* Begin *
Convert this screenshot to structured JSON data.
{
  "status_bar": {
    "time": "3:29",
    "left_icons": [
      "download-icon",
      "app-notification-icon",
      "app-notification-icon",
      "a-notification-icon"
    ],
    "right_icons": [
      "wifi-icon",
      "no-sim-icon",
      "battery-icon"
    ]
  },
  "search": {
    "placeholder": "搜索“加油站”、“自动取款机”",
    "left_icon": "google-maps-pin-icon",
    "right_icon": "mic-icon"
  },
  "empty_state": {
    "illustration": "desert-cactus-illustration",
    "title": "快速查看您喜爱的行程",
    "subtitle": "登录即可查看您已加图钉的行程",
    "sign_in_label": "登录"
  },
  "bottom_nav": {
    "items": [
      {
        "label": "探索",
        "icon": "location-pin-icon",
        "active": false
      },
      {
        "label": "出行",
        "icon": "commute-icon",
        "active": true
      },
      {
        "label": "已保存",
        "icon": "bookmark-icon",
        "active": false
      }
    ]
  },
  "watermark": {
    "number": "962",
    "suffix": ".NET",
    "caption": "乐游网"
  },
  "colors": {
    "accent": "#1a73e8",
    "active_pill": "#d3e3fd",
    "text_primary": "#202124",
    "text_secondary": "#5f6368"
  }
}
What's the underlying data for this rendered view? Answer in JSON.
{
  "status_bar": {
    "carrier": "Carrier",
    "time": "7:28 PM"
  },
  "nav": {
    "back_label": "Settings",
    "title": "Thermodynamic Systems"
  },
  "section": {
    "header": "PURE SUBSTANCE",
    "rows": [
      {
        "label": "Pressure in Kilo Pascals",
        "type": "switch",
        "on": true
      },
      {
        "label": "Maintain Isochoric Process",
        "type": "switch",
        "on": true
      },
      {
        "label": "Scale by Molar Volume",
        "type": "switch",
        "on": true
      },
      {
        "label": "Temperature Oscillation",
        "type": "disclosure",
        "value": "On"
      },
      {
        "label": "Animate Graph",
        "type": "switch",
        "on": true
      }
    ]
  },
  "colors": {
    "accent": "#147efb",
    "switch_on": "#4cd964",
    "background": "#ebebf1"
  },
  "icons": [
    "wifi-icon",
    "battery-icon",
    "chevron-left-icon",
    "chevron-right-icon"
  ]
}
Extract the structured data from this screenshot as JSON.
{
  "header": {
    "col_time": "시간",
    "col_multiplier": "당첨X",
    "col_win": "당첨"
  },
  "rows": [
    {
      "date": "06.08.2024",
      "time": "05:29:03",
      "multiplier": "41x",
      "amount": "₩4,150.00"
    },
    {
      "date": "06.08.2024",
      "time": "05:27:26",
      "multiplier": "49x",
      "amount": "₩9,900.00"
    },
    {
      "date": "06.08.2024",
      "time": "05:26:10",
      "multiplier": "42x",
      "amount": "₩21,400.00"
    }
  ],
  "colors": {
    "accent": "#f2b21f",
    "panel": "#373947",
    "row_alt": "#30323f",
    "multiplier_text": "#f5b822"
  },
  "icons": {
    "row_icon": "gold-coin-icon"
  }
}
* End *
• Given request: All of the data shown above must be copied exactly.

• Full solution:
Convert this screenshot to structured JSON data.
{
  "status_bar": {
    "time": "3:29",
    "left_icons": [
      "download-icon",
      "app-notification-icon",
      "app-notification-icon",
      "a-notification-icon"
    ],
    "right_icons": [
      "wifi-icon",
      "no-sim-icon",
      "battery-icon"
    ]
  },
  "search": {
    "placeholder": "搜索“加油站”、“自动取款机”",
    "left_icon": "google-maps-pin-icon",
    "right_icon": "mic-icon"
  },
  "empty_state": {
    "illustration": "desert-cactus-illustration",
    "title": "快速查看您喜爱的行程",
    "subtitle": "登录即可查看您已加图钉的行程",
    "sign_in_label": "登录"
  },
  "bottom_nav": {
    "items": [
      {
        "label": "探索",
        "icon": "location-pin-icon",
        "active": false
      },
      {
        "label": "出行",
        "icon": "commute-icon",
        "active": true
      },
      {
        "label": "已保存",
        "icon": "bookmark-icon",
        "active": false
      }
    ]
  },
  "watermark": {
    "number": "962",
    "suffix": ".NET",
    "caption": "乐游网"
  },
  "colors": {
    "accent": "#1a73e8",
    "active_pill": "#d3e3fd",
    "text_primary": "#202124",
    "text_secondary": "#5f6368"
  }
}
What's the underlying data for this rendered view? Answer in JSON.
{
  "status_bar": {
    "carrier": "Carrier",
    "time": "7:28 PM"
  },
  "nav": {
    "back_label": "Settings",
    "title": "Thermodynamic Systems"
  },
  "section": {
    "header": "PURE SUBSTANCE",
    "rows": [
      {
        "label": "Pressure in Kilo Pascals",
        "type": "switch",
        "on": true
      },
      {
        "label": "Maintain Isochoric Process",
        "type": "switch",
        "on": true
      },
      {
        "label": "Scale by Molar Volume",
        "type": "switch",
        "on": true
      },
      {
        "label": "Temperature Oscillation",
        "type": "disclosure",
        "value": "On"
      },
      {
        "label": "Animate Graph",
        "type": "switch",
        "on": true
      }
    ]
  },
  "colors": {
    "accent": "#147efb",
    "switch_on": "#4cd964",
    "background": "#ebebf1"
  },
  "icons": [
    "wifi-icon",
    "battery-icon",
    "chevron-left-icon",
    "chevron-right-icon"
  ]
}
Extract the structured data from this screenshot as JSON.
{
  "header": {
    "col_time": "시간",
    "col_multiplier": "당첨X",
    "col_win": "당첨"
  },
  "rows": [
    {
      "date": "06.08.2024",
      "time": "05:29:03",
      "multiplier": "41x",
      "amount": "₩4,150.00"
    },
    {
      "date": "06.08.2024",
      "time": "05:27:26",
      "multiplier": "49x",
      "amount": "₩9,900.00"
    },
    {
      "date": "06.08.2024",
      "time": "05:26:10",
      "multiplier": "42x",
      "amount": "₩21,400.00"
    }
  ],
  "colors": {
    "accent": "#f2b21f",
    "panel": "#373947",
    "row_alt": "#30323f",
    "multiplier_text": "#f5b822"
  },
  "icons": {
    "row_icon": "gold-coin-icon"
  }
}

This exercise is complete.